**Work required:** Leave out the pictures and copy the remaining records exactly.

*** Records supplied

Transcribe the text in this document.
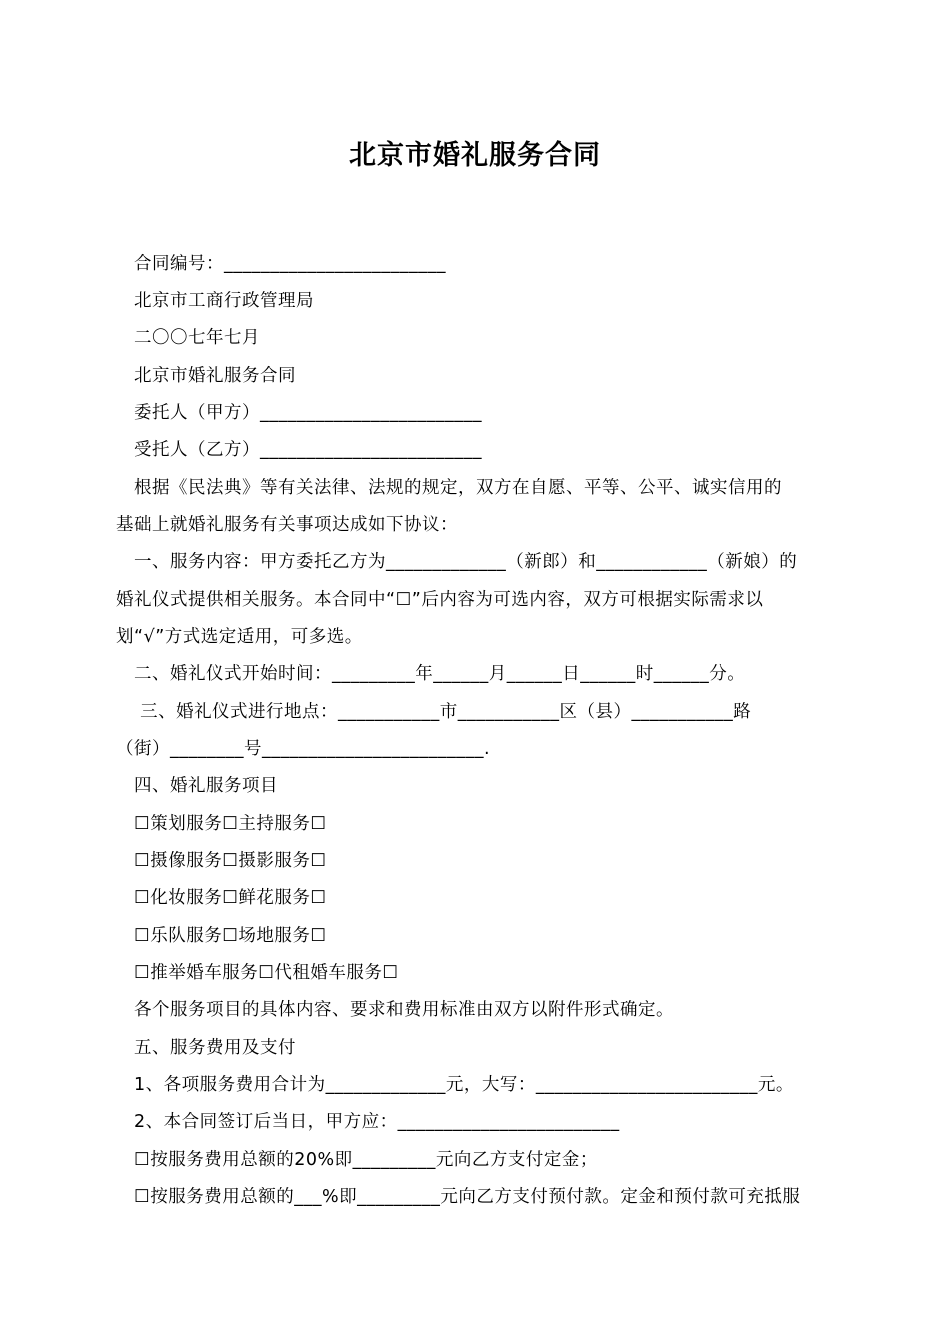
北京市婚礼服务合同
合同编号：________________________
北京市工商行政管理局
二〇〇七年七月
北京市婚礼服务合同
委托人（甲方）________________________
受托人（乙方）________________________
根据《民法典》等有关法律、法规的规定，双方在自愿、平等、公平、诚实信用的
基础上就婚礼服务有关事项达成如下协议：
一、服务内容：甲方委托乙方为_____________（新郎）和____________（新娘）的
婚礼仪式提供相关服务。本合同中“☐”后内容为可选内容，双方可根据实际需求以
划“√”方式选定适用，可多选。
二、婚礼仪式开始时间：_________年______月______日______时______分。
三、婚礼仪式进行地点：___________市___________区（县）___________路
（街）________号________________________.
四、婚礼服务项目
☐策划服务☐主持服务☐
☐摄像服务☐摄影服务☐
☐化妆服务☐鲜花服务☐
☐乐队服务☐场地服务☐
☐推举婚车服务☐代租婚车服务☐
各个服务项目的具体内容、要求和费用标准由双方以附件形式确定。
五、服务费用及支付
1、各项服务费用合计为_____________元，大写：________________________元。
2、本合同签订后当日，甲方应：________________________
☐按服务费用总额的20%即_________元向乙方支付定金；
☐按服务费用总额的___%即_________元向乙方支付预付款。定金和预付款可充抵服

******

**Finished task:**
Transcribe the text in this document.
北京市婚礼服务合同
合同编号：________________________
北京市工商行政管理局
二〇〇七年七月
北京市婚礼服务合同
委托人（甲方）________________________
受托人（乙方）________________________
根据《民法典》等有关法律、法规的规定，双方在自愿、平等、公平、诚实信用的
基础上就婚礼服务有关事项达成如下协议：
一、服务内容：甲方委托乙方为_____________（新郎）和____________（新娘）的
婚礼仪式提供相关服务。本合同中“☐”后内容为可选内容，双方可根据实际需求以
划“√”方式选定适用，可多选。
二、婚礼仪式开始时间：_________年______月______日______时______分。
三、婚礼仪式进行地点：___________市___________区（县）___________路
（街）________号________________________.
四、婚礼服务项目
☐策划服务☐主持服务☐
☐摄像服务☐摄影服务☐
☐化妆服务☐鲜花服务☐
☐乐队服务☐场地服务☐
☐推举婚车服务☐代租婚车服务☐
各个服务项目的具体内容、要求和费用标准由双方以附件形式确定。
五、服务费用及支付
1、各项服务费用合计为_____________元，大写：________________________元。
2、本合同签订后当日，甲方应：________________________
☐按服务费用总额的20%即_________元向乙方支付定金；
☐按服务费用总额的___%即_________元向乙方支付预付款。定金和预付款可充抵服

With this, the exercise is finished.